### Task to carry out
For this exercise, copy out each line of the material below that includes "page".

### Data to process

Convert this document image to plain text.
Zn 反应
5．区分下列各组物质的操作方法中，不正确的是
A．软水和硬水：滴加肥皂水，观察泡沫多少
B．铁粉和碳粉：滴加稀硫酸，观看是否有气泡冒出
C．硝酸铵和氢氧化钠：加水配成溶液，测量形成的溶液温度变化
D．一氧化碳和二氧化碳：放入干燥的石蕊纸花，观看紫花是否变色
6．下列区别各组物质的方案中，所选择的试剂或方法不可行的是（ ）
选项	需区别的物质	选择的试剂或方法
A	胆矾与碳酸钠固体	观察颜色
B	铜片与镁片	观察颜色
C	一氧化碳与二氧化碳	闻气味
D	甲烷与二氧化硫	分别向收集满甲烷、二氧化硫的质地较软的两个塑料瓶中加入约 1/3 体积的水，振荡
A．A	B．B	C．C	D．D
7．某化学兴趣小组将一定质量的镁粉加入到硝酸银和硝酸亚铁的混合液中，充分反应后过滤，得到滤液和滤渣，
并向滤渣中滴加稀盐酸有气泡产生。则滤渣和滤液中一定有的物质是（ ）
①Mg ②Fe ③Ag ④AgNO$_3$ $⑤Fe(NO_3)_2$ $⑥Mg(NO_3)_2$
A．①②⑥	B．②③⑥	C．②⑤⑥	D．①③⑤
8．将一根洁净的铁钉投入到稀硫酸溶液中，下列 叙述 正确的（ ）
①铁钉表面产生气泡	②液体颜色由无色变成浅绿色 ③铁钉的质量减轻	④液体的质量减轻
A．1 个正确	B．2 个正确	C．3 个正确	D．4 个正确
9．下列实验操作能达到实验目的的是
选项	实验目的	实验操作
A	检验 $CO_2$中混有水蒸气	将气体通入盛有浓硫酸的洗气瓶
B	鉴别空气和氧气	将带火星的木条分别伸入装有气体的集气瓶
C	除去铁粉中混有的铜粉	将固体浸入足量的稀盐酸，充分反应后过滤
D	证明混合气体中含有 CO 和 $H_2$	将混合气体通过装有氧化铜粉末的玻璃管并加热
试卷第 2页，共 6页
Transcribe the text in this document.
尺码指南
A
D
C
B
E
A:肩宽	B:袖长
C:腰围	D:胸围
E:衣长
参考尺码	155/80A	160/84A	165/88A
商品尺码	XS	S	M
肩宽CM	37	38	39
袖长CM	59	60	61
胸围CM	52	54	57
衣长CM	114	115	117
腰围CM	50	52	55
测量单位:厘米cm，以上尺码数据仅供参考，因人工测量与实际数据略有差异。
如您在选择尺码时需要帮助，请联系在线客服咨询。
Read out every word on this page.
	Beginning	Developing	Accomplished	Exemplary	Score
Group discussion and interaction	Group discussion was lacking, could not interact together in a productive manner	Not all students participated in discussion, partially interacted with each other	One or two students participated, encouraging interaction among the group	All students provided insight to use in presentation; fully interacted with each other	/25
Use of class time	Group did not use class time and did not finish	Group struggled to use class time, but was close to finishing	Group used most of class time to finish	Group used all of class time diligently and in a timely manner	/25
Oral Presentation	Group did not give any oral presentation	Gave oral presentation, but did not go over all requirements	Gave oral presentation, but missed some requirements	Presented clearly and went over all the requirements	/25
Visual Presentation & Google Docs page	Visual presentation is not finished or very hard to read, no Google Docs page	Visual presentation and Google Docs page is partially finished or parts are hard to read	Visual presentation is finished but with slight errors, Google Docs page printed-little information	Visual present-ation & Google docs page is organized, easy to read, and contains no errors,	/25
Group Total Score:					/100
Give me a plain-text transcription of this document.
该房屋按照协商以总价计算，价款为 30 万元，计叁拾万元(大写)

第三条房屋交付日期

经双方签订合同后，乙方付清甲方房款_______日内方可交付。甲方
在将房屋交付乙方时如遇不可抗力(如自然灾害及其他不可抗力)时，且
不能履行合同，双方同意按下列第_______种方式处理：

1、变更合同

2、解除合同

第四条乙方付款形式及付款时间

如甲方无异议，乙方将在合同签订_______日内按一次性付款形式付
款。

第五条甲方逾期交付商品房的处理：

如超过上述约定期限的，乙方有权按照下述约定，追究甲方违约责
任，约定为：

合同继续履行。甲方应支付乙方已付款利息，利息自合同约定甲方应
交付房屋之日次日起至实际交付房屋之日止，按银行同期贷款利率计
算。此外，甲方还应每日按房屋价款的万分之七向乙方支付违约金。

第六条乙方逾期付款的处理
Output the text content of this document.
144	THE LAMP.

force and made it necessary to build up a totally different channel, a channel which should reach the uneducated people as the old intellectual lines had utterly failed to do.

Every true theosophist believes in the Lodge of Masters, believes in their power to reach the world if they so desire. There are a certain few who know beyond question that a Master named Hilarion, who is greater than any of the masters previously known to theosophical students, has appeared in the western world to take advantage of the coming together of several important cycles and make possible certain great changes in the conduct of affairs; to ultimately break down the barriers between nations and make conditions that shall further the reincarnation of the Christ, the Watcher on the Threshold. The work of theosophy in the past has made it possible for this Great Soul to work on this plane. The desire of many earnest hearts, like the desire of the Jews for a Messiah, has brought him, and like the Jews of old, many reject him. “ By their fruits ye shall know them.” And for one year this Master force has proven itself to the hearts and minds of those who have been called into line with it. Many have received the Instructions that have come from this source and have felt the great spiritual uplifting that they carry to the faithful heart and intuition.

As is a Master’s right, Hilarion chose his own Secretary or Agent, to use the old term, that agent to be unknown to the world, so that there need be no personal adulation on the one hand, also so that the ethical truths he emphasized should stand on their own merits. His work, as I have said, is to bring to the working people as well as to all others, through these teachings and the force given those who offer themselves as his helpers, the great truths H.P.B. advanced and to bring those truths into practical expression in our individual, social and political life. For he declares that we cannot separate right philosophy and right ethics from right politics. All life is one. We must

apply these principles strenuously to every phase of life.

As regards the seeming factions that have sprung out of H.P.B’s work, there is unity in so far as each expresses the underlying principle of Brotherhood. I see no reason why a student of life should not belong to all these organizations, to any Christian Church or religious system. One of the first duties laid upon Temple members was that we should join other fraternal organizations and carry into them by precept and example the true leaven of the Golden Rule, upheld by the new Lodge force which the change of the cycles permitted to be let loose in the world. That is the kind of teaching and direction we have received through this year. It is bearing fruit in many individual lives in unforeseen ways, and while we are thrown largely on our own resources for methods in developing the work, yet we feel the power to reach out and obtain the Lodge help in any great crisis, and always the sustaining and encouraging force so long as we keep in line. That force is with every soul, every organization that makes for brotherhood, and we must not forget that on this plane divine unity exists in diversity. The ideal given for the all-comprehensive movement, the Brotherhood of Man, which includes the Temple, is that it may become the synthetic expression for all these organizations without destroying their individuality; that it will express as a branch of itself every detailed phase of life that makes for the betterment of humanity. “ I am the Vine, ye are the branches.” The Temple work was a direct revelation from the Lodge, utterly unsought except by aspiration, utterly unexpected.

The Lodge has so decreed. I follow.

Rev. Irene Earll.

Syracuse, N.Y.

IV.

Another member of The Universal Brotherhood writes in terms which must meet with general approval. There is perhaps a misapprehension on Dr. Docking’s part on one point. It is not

### Solution
Read out every word on this page.
Visual Presentation & Google Docs page	Visual presentation is not finished or very hard to read, no Google Docs page	Visual presentation and Google Docs page is partially finished or parts are hard to read	Visual presentation is finished but with slight errors, Google Docs page printed-little information	Visual present-ation & Google docs page is organized, easy to read, and contains no errors,	/25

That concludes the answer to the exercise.